--- Exercise materials ---

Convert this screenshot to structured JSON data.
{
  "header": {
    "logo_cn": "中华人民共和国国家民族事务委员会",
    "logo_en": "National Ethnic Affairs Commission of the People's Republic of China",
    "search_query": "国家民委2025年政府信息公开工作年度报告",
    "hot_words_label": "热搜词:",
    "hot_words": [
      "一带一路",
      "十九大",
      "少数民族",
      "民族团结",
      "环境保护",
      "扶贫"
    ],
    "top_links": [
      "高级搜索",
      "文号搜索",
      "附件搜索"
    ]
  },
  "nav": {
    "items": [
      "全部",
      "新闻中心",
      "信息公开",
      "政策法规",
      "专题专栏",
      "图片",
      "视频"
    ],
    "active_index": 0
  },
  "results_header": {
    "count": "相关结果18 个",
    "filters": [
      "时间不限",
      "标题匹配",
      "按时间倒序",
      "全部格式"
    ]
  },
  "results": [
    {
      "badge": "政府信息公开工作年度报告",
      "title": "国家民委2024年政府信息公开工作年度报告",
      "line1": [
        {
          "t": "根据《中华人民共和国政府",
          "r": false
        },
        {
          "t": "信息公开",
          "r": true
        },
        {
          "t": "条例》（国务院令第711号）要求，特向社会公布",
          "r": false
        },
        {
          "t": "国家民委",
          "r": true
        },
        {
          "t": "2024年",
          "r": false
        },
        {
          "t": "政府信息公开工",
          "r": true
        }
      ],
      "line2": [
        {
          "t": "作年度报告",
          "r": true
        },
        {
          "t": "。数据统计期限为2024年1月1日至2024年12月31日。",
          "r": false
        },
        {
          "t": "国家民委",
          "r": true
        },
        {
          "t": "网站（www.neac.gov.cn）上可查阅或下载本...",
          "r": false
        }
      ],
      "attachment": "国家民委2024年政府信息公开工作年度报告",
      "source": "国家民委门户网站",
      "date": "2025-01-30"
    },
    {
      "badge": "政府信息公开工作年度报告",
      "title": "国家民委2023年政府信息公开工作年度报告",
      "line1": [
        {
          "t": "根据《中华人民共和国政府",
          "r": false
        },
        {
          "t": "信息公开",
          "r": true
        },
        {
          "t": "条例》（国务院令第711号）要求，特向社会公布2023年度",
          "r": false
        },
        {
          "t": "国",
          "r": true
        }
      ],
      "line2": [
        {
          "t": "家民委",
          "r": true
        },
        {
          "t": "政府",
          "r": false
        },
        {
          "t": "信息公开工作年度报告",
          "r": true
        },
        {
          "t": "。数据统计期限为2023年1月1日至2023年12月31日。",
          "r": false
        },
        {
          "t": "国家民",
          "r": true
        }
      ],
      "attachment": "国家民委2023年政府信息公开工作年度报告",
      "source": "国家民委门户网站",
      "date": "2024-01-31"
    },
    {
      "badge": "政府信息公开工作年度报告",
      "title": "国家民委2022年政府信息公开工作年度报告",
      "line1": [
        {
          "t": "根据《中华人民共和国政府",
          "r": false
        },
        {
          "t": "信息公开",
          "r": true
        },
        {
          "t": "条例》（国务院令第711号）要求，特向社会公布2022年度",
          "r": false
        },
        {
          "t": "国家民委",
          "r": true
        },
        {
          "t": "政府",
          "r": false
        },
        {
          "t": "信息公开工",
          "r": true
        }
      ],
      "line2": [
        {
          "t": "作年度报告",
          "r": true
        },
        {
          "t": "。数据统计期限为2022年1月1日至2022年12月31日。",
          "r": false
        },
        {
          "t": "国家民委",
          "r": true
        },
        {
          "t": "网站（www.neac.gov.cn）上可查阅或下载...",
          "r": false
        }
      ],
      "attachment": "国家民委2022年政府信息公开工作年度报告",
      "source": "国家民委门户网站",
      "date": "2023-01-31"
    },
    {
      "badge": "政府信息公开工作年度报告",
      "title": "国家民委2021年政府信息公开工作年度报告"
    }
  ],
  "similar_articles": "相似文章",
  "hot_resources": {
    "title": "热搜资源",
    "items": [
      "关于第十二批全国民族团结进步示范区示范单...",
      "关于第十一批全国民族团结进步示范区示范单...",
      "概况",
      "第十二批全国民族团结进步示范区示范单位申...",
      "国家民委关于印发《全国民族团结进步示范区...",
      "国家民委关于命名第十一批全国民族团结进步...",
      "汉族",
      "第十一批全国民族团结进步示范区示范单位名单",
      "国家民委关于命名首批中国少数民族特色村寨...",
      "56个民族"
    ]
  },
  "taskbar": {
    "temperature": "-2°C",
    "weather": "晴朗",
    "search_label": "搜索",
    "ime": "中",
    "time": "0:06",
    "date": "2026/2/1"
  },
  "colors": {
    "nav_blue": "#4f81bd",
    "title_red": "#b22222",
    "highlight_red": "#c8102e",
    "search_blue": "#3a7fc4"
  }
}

---

Aim: Copy out all of the lines above exactly.

Answer to this problem:
Convert this screenshot to structured JSON data.
{
  "header": {
    "logo_cn": "中华人民共和国国家民族事务委员会",
    "logo_en": "National Ethnic Affairs Commission of the People's Republic of China",
    "search_query": "国家民委2025年政府信息公开工作年度报告",
    "hot_words_label": "热搜词:",
    "hot_words": [
      "一带一路",
      "十九大",
      "少数民族",
      "民族团结",
      "环境保护",
      "扶贫"
    ],
    "top_links": [
      "高级搜索",
      "文号搜索",
      "附件搜索"
    ]
  },
  "nav": {
    "items": [
      "全部",
      "新闻中心",
      "信息公开",
      "政策法规",
      "专题专栏",
      "图片",
      "视频"
    ],
    "active_index": 0
  },
  "results_header": {
    "count": "相关结果18 个",
    "filters": [
      "时间不限",
      "标题匹配",
      "按时间倒序",
      "全部格式"
    ]
  },
  "results": [
    {
      "badge": "政府信息公开工作年度报告",
      "title": "国家民委2024年政府信息公开工作年度报告",
      "line1": [
        {
          "t": "根据《中华人民共和国政府",
          "r": false
        },
        {
          "t": "信息公开",
          "r": true
        },
        {
          "t": "条例》（国务院令第711号）要求，特向社会公布",
          "r": false
        },
        {
          "t": "国家民委",
          "r": true
        },
        {
          "t": "2024年",
          "r": false
        },
        {
          "t": "政府信息公开工",
          "r": true
        }
      ],
      "line2": [
        {
          "t": "作年度报告",
          "r": true
        },
        {
          "t": "。数据统计期限为2024年1月1日至2024年12月31日。",
          "r": false
        },
        {
          "t": "国家民委",
          "r": true
        },
        {
          "t": "网站（www.neac.gov.cn）上可查阅或下载本...",
          "r": false
        }
      ],
      "attachment": "国家民委2024年政府信息公开工作年度报告",
      "source": "国家民委门户网站",
      "date": "2025-01-30"
    },
    {
      "badge": "政府信息公开工作年度报告",
      "title": "国家民委2023年政府信息公开工作年度报告",
      "line1": [
        {
          "t": "根据《中华人民共和国政府",
          "r": false
        },
        {
          "t": "信息公开",
          "r": true
        },
        {
          "t": "条例》（国务院令第711号）要求，特向社会公布2023年度",
          "r": false
        },
        {
          "t": "国",
          "r": true
        }
      ],
      "line2": [
        {
          "t": "家民委",
          "r": true
        },
        {
          "t": "政府",
          "r": false
        },
        {
          "t": "信息公开工作年度报告",
          "r": true
        },
        {
          "t": "。数据统计期限为2023年1月1日至2023年12月31日。",
          "r": false
        },
        {
          "t": "国家民",
          "r": true
        }
      ],
      "attachment": "国家民委2023年政府信息公开工作年度报告",
      "source": "国家民委门户网站",
      "date": "2024-01-31"
    },
    {
      "badge": "政府信息公开工作年度报告",
      "title": "国家民委2022年政府信息公开工作年度报告",
      "line1": [
        {
          "t": "根据《中华人民共和国政府",
          "r": false
        },
        {
          "t": "信息公开",
          "r": true
        },
        {
          "t": "条例》（国务院令第711号）要求，特向社会公布2022年度",
          "r": false
        },
        {
          "t": "国家民委",
          "r": true
        },
        {
          "t": "政府",
          "r": false
        },
        {
          "t": "信息公开工",
          "r": true
        }
      ],
      "line2": [
        {
          "t": "作年度报告",
          "r": true
        },
        {
          "t": "。数据统计期限为2022年1月1日至2022年12月31日。",
          "r": false
        },
        {
          "t": "国家民委",
          "r": true
        },
        {
          "t": "网站（www.neac.gov.cn）上可查阅或下载...",
          "r": false
        }
      ],
      "attachment": "国家民委2022年政府信息公开工作年度报告",
      "source": "国家民委门户网站",
      "date": "2023-01-31"
    },
    {
      "badge": "政府信息公开工作年度报告",
      "title": "国家民委2021年政府信息公开工作年度报告"
    }
  ],
  "similar_articles": "相似文章",
  "hot_resources": {
    "title": "热搜资源",
    "items": [
      "关于第十二批全国民族团结进步示范区示范单...",
      "关于第十一批全国民族团结进步示范区示范单...",
      "概况",
      "第十二批全国民族团结进步示范区示范单位申...",
      "国家民委关于印发《全国民族团结进步示范区...",
      "国家民委关于命名第十一批全国民族团结进步...",
      "汉族",
      "第十一批全国民族团结进步示范区示范单位名单",
      "国家民委关于命名首批中国少数民族特色村寨...",
      "56个民族"
    ]
  },
  "taskbar": {
    "temperature": "-2°C",
    "weather": "晴朗",
    "search_label": "搜索",
    "ime": "中",
    "time": "0:06",
    "date": "2026/2/1"
  },
  "colors": {
    "nav_blue": "#4f81bd",
    "title_red": "#b22222",
    "highlight_red": "#c8102e",
    "search_blue": "#3a7fc4"
  }
}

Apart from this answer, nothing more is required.